*WHAT IS EXPECTED*
Each line of the material must be repeated precisely, with the pictures left out.

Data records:
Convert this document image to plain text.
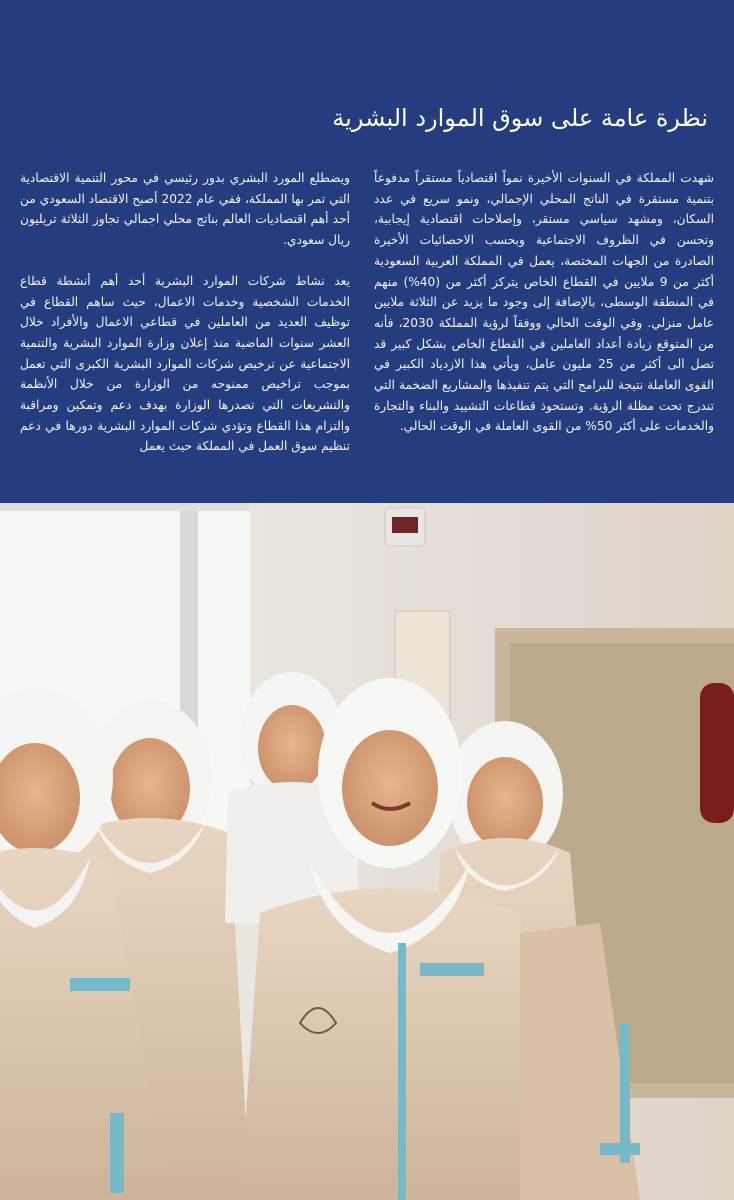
نظرة عامة على سوق الموارد البشرية

شهدت المملكة في السنوات الأخيرة نمواً اقتصادياً مستقراً مدفوعاً بتنمية مستقرة في الناتج المحلي الإجمالي، ونمو سريع في عدد السكان، ومشهد سياسي مستقر، وإصلاحات اقتصادية إيجابية، وتحسن في الظروف الاجتماعية وبحسب الاحصائيات الأخيرة الصادرة من الجهات المختصة، يعمل في المملكة العربية السعودية أكثر من 9 ملايين في القطاع الخاص يتركز أكثر من (40%) منهم في المنطقة الوسطى، بالإضافة إلى وجود ما يزيد عن الثلاثة ملايين عامل منزلي. وفي الوقت الحالي ووفقاً لرؤية المملكة 2030، فأنه من المتوقع زيادة أعداد العاملين في القطاع الخاص بشكل كبير قد تصل الى أكثر من 25 مليون عامل، ويأتي هذا الازدياد الكبير في القوى العاملة نتيجة للبرامج التي يتم تنفيذها والمشاريع الضخمة التي تندرج تحت مظلة الرؤية. وتستحوذ قطاعات التشييد والبناء والتجارة والخدمات على أكثر 50% من القوى العاملة في الوقت الحالي.

ويضطلع المورد البشري بدور رئيسي في محور التنمية الاقتصادية التي تمر بها المملكة، ففي عام 2022 أصبح الاقتصاد السعودي من أحد أهم اقتصاديات العالم بناتج محلي اجمالي تجاوز الثلاثة تريليون ريال سعودي.

يعد نشاط شركات الموارد البشرية أحد أهم أنشطة قطاع الخدمات الشخصية وخدمات الاعمال، حيث ساهم القطاع في توظيف العديد من العاملين في قطاعي الاعمال والأفراد خلال العشر سنوات الماضية منذ إعلان وزارة الموارد البشرية والتنمية الاجتماعية عن ترخيص شركات الموارد البشرية الكبرى التي تعمل بموجب تراخيص ممنوحه من الوزارة من خلال الأنظمة والتشريعات التي تصدرها الوزارة بهدف دعم وتمكين ومراقبة والتزام هذا القطاع وتؤدي شركات الموارد البشرية دورها في دعم تنظيم سوق العمل في المملكة حيث يعمل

*ANSWER FOR THIS EXERCISE*
Convert this document image to plain text.
نظرة عامة على سوق الموارد البشرية

شهدت المملكة في السنوات الأخيرة نمواً اقتصادياً مستقراً مدفوعاً بتنمية مستقرة في الناتج المحلي الإجمالي، ونمو سريع في عدد السكان، ومشهد سياسي مستقر، وإصلاحات اقتصادية إيجابية، وتحسن في الظروف الاجتماعية وبحسب الاحصائيات الأخيرة الصادرة من الجهات المختصة، يعمل في المملكة العربية السعودية أكثر من 9 ملايين في القطاع الخاص يتركز أكثر من (40%) منهم في المنطقة الوسطى، بالإضافة إلى وجود ما يزيد عن الثلاثة ملايين عامل منزلي. وفي الوقت الحالي ووفقاً لرؤية المملكة 2030، فأنه من المتوقع زيادة أعداد العاملين في القطاع الخاص بشكل كبير قد تصل الى أكثر من 25 مليون عامل، ويأتي هذا الازدياد الكبير في القوى العاملة نتيجة للبرامج التي يتم تنفيذها والمشاريع الضخمة التي تندرج تحت مظلة الرؤية. وتستحوذ قطاعات التشييد والبناء والتجارة والخدمات على أكثر 50% من القوى العاملة في الوقت الحالي.

ويضطلع المورد البشري بدور رئيسي في محور التنمية الاقتصادية التي تمر بها المملكة، ففي عام 2022 أصبح الاقتصاد السعودي من أحد أهم اقتصاديات العالم بناتج محلي اجمالي تجاوز الثلاثة تريليون ريال سعودي.

يعد نشاط شركات الموارد البشرية أحد أهم أنشطة قطاع الخدمات الشخصية وخدمات الاعمال، حيث ساهم القطاع في توظيف العديد من العاملين في قطاعي الاعمال والأفراد خلال العشر سنوات الماضية منذ إعلان وزارة الموارد البشرية والتنمية الاجتماعية عن ترخيص شركات الموارد البشرية الكبرى التي تعمل بموجب تراخيص ممنوحه من الوزارة من خلال الأنظمة والتشريعات التي تصدرها الوزارة بهدف دعم وتمكين ومراقبة والتزام هذا القطاع وتؤدي شركات الموارد البشرية دورها في دعم تنظيم سوق العمل في المملكة حيث يعمل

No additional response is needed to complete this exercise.